◆ TEXT PROVIDED

The published logistic regression model improved sensitivity by 22% and PPV by 7% compared with the optimal ICD-9 count threshold, demonstrating the added value of more complex phenotyping algorithms. In a practical setting assuming 1000 patients with at least one RA ICD-9 code and a 25% prevalence, the improved performance of the logistic regression model would yield 72 additional true cases (163 vs 108, a 51% increase) while also returning slightly fewer false positives (18 vs 20) compared with using the 97% specificity ICD-9 count threshold.

The ICD-9 threshold algorithm results reflect the shortcomings of relying on only billing data for phenotype identification. This study shows that it is possible to achieve reasonable PPV (≥80%) for RA using only ICD-9 codes, but the number of ICD-9 codes required for optimal performance was much higher than the number typically used (eg, three or more codes). Moreover, the high thresholds of between 29 and 53 codes that were required for optimal PPV performance resulted in low sensitivity (eg, 36% at Northwestern). The variable performance of the ICD-9 algorithm suggests broader issues in EHR phenotype identification: individual physicians diagnose and treat with their own biases, leading to different phenotypic ‘fingerprints' in the EHR that may be unique to their institution or their personal practice. More complex algorithms utilizing more sources of information may offset some of this variability. Indeed, other publications by the authors and others have found such use of multimodal information critical to accurate phenotyping.1,3,4,7,38,39

Application of the published logistic regression model required some modifications to the original version. The original algorithm called for using the total number of ‘facts' (including billing codes, notes, and NLP-derived attributes, among other items) found in the EHR of each individual to normalize an attribute. In the context of Partners Healthcare, this choice allowed for the most comprehensive estimation of record size. We found that the number of notes, visits, and NLP-derived attributes varied among institutions based on non-patient factors (eg, what NLP system was used, what constituted a ‘note’ in the system, and the length of EHR data capture). Therefore, when applying the model at other institutions, we selected the total ICD-9 count as a normalizing metric representing record size. After this adjustment, performance of the published model was consistent with the retrained models. The change to ICD-9 normalization allowed this paper to present all necessary elements of the algorithm in the supplementary tables (available online only) in such a way that they could easily be ported to other EHR using various NLP systems.

The individuals from Northwestern had on average a shorter EHR follow-up time (approximately 6 years) than those individuals from Vanderbilt and Partners (approximately 9–10 years). This may explain the lower ICD-9 threshold found at Northwestern, as the average individual in their cohort had less interaction documented in the EHR. Given the demonstrated importance of count data in the logistic regression model, this could also impact performance by increasing the overlap between long-standing RA patients and those shorter-term misdiagnoses.

◆ EXCERPTED DATA
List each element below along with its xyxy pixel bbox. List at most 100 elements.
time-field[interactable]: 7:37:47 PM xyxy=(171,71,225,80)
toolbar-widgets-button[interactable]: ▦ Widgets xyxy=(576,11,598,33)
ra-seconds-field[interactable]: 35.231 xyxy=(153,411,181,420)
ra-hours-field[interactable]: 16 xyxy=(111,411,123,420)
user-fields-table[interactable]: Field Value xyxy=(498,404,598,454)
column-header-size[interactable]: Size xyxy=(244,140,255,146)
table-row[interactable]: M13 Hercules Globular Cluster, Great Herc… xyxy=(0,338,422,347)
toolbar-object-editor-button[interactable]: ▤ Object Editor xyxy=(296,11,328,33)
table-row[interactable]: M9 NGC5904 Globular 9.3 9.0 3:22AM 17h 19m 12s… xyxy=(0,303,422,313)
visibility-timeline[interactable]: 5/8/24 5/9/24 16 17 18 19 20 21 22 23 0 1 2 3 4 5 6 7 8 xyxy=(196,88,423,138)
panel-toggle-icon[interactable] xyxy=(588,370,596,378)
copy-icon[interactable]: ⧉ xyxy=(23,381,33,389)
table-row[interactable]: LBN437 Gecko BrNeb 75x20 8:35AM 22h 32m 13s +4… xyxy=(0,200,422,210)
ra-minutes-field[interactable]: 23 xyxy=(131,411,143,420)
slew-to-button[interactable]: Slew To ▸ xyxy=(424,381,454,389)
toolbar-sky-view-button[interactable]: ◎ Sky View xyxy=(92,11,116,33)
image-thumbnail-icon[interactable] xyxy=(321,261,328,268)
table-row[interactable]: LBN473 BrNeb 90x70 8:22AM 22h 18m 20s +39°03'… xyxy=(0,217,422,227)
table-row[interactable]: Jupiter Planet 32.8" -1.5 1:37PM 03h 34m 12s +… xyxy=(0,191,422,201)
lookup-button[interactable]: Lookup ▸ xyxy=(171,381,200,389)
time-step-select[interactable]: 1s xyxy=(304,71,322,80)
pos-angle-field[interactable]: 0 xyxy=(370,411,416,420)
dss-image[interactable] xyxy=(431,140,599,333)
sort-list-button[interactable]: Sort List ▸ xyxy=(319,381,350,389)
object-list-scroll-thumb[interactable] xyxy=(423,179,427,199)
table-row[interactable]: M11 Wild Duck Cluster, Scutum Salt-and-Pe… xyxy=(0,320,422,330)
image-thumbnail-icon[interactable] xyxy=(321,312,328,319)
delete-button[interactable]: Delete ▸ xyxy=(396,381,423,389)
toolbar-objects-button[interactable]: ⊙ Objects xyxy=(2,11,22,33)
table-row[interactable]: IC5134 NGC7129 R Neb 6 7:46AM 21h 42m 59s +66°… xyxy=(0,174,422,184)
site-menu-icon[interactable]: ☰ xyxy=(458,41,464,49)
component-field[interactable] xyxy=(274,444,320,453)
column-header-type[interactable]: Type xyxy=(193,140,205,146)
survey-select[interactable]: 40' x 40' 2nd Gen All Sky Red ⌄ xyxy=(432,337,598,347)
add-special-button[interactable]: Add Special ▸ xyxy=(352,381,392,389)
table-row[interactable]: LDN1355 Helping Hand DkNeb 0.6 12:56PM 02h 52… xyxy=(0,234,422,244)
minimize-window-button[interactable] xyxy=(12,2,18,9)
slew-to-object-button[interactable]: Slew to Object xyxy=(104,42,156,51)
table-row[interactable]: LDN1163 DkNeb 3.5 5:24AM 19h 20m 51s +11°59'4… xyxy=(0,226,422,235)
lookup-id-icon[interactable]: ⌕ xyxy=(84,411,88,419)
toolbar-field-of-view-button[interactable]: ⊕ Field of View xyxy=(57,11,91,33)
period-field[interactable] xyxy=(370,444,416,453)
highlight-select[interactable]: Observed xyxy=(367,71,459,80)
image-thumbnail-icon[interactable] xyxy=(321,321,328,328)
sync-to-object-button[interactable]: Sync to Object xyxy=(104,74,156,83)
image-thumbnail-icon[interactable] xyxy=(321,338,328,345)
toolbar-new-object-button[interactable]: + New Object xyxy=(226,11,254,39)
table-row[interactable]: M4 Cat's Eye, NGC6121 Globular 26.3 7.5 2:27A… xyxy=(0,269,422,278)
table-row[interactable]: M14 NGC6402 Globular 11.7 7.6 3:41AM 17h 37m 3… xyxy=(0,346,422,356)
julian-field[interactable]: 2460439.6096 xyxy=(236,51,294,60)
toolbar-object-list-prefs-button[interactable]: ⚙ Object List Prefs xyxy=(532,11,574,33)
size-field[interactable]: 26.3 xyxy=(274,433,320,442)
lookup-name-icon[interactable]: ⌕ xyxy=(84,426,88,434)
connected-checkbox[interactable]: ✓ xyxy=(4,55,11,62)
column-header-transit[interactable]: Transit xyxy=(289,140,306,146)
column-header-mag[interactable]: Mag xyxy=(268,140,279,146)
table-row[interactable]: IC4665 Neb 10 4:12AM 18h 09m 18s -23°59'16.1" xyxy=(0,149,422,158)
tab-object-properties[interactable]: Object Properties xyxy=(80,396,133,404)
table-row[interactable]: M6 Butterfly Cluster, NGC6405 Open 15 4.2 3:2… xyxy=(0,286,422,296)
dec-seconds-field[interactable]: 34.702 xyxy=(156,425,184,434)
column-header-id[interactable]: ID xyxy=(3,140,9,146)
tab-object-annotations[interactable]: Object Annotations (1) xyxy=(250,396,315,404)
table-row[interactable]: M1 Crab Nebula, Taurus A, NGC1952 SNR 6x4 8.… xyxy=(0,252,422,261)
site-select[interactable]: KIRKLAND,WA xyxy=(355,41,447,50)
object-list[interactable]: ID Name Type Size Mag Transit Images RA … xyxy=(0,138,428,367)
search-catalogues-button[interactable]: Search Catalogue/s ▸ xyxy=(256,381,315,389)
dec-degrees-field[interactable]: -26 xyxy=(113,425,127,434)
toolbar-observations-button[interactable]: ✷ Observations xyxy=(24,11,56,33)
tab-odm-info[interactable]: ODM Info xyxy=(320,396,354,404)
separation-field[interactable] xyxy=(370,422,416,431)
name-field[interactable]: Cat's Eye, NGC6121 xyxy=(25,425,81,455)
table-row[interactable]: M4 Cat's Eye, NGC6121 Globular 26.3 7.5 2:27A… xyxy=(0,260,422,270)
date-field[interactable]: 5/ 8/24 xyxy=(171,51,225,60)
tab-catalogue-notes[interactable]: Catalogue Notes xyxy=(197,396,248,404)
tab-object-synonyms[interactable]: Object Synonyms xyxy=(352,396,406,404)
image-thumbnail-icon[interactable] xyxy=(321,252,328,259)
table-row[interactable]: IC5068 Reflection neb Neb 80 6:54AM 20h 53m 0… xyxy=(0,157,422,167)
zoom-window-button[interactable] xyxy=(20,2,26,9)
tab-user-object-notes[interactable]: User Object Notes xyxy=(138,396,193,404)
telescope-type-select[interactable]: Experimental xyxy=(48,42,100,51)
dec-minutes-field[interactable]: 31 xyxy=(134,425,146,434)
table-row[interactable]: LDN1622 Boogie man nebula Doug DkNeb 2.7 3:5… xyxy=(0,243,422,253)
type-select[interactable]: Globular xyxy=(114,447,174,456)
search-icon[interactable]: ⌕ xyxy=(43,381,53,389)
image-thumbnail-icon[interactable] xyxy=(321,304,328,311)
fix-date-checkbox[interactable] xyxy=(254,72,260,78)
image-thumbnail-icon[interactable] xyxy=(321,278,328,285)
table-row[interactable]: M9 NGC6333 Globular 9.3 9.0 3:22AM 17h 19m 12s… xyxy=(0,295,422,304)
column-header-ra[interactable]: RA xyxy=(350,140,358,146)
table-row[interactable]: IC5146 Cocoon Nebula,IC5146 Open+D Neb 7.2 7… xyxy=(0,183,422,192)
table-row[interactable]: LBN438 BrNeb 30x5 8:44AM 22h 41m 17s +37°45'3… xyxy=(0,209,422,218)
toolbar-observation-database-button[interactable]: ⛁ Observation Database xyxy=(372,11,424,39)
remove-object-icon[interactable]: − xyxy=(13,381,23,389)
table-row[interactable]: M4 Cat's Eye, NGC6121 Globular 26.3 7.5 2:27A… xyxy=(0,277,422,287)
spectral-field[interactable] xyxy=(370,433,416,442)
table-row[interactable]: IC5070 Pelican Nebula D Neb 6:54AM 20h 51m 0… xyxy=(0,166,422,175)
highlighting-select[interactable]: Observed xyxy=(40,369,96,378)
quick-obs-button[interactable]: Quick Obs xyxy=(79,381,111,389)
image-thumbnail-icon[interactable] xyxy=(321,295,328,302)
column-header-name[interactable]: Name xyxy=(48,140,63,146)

◆ INSTRUCTIONS FOR THE TASK
According to the text on rheumatoid arthritis phenotyping, what was the approximate average EHR follow-up time for individuals from Northwestern? The records aren't needed for this.

◆ RESPONSE
About 6 years.